======== Vorliegender Text

Trotz großer Fortschritte in der Medizin gibt es noch viele Erkrankungen, die bisher nur gelindert, aber nicht geheilt werden können, weil ihre Ursachen noch nicht ausreichend geklärt sind. Interdisziplinäre Forschungsverbünde suchen nach neuen Ansatzpunkten zur Prävention, Diagnose und Behandlung.
Richtlinie zur Förderung interdisziplinärer Verbünde zur Erforschung von Pathomechanismen

Präklinische konfirmatorische Studien

Die Gesundheitsversorgung benötigt neue Therapieverfahren sowie bessere und sichere Wirkstoffe für Arzneimittel. Damit diese sich in den klinischen Entwicklungsschritten als verlässlich erweisen, müssen die präklinischen Ergebnisse valide sein und durch Qualitätsstandards abgesichert werden.

Richtlinie zur Förderung von präklinischen konfirmatorischen Studien und systematischen Reviews

Klinische Studien

Frühe klinische Studien fungieren als Bindeglied in der Translation und erforschen Sicherheit, Verträglichkeit und Wirksamkeit neuer Therapien. Spätere klinische Studien unterstützen den Transfer von Forschungserkenntnissen. Ihre Ergebnisse fließen in die Versorgung von Patientinnen und Patienten ein.

Frühe klinische Studien

Klinische Studien mit hoher Relevanz für die Patientenversorgung

Datengestützte Forschungsansätze

Die Systemmedizin untersucht das komplexe Zusammenspiel unterschiedlicher Faktoren, die für Krankheiten verantwortlich sein können. Große Datenmengen werden dafür computergestützt analysiert, um bislang unbekannte Zusammenhänge aufzuspüren und daraus Therapieansätze abzuleiten.

================

### Deine Aufgabe
Führe den Text über die Förderung medizinischer Forschung ab seinem letzten Satz fort. Die Einträge spielen hierfür keine Rolle.

======== Vorliegende Einträge

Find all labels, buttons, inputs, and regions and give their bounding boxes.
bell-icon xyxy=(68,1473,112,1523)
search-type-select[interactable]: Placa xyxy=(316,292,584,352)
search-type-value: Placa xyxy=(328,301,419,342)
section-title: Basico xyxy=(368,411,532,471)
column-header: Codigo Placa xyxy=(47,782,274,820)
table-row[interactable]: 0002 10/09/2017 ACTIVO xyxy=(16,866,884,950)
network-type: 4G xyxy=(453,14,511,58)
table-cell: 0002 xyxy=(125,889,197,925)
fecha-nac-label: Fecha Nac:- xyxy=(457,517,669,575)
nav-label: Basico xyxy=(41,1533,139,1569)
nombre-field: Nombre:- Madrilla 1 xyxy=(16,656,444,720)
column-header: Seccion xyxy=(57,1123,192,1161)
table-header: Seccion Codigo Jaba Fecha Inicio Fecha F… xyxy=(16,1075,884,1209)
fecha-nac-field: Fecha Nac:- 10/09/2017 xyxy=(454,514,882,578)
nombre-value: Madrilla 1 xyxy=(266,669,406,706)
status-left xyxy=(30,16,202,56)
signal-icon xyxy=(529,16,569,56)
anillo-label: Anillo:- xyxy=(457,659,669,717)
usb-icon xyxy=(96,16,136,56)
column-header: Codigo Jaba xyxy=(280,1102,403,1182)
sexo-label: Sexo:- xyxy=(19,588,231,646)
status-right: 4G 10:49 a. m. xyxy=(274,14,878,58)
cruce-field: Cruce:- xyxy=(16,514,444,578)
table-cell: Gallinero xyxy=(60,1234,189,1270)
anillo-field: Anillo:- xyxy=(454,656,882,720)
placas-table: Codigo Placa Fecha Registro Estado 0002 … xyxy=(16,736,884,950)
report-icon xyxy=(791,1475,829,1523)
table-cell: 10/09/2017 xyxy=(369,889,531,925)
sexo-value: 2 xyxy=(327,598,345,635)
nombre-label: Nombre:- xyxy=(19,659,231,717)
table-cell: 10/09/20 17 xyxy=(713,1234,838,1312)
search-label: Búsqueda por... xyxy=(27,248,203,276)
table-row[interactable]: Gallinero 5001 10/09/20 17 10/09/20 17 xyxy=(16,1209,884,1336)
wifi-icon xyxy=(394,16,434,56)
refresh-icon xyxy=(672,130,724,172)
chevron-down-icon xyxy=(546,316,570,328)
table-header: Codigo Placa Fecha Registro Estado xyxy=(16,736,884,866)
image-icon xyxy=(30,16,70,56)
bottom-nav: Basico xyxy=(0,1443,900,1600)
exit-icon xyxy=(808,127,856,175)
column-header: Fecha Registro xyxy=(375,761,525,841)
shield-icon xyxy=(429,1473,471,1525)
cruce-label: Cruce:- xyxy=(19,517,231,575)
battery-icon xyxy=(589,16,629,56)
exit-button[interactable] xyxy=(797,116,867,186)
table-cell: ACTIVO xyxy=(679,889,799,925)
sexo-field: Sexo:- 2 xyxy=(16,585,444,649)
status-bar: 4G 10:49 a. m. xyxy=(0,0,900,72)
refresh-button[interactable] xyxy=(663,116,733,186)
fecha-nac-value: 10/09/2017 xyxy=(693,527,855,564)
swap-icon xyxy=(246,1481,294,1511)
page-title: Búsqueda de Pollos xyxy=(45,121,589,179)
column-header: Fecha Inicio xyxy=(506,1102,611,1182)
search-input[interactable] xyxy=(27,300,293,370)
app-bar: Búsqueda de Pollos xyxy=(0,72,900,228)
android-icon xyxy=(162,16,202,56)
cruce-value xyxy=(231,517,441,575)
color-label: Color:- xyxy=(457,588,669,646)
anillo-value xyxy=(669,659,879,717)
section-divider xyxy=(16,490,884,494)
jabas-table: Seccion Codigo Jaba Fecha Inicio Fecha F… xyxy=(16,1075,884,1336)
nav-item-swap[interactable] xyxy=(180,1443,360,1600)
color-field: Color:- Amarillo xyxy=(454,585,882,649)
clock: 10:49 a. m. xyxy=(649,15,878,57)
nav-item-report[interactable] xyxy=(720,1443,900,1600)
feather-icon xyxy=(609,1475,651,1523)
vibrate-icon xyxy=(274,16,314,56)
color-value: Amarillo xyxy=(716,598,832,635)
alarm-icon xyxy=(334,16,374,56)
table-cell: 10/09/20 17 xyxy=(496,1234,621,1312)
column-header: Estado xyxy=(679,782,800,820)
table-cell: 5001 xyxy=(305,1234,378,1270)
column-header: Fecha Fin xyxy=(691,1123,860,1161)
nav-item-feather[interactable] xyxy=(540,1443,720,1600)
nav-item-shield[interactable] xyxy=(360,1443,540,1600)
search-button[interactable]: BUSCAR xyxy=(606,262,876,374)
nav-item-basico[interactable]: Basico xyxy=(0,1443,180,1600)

================

### Deine Antwort
Forschungskonsortien zur Systemmedizin

Praxisverändernde klinische Studien

Im Zuge der Nationalen Dekade gegen Krebs fördert das BMBF aufwändige Studien, die etablierte Strategien zur Prävention, Diagnose und Therapie von Krebserkrankungen vergleichen. Die Erkenntnisse tragen dazu bei, den Versorgungsalltag zum Beispiel durch die Reduzierung von Nebenwirkungen zu verbessern.

Ambulante Forschungspraxen

Hausärztliche Praxen sind für viele Menschen die erste Anlaufstelle bei Krankheiten; dort fallen wertvolle Daten an. Um sie für die Gesundheitsforschung besser nutzen zu können, fördert das BMBF den Aufbau allgemeinmedizinischer Forschungspraxennetze und einer übergreifenden Koordinierungsstelle.

Aufbau einer Netzwerkstruktur für Forschungspraxen zur Stärkung der Allgemeinmedizin

Rahmenbedingungen der translationalen Forschung

Die präklinische Forschung ist auch auf Tierversuche angewiesen, die nur dann vertretbar sind, wenn sie auf das unerlässliche Maß beschränkt bleiben. Um Tierversuche in der Forschung oder Arzneimittelprüfung zu ersetzen, ihre Anzahl zu reduzieren oder die Belastung der Versuchstiere zu verringern, fördert das BMBF die Erforschung von Alternativmethoden zum Tierversuch. 

Klinische Studien unterliegen international festgelegten Vorgaben und gesetzlichen Regularien, mit dem Ziel, die Sicherheit und das Wohl von Patientinnen und Patienten in klinischen Studien sicherzustellen. Außerdem soll dadurch gewährleistet werden, dass die bei einer klinischen Studie erhobenen Daten glaubwürdig und verlässlich sind. Auch in der Förderung klinischer Studien durch das BMBF müssen diese Vorgaben der „Good Clinical Practice“ (GCP) zwingend eingehalten werden.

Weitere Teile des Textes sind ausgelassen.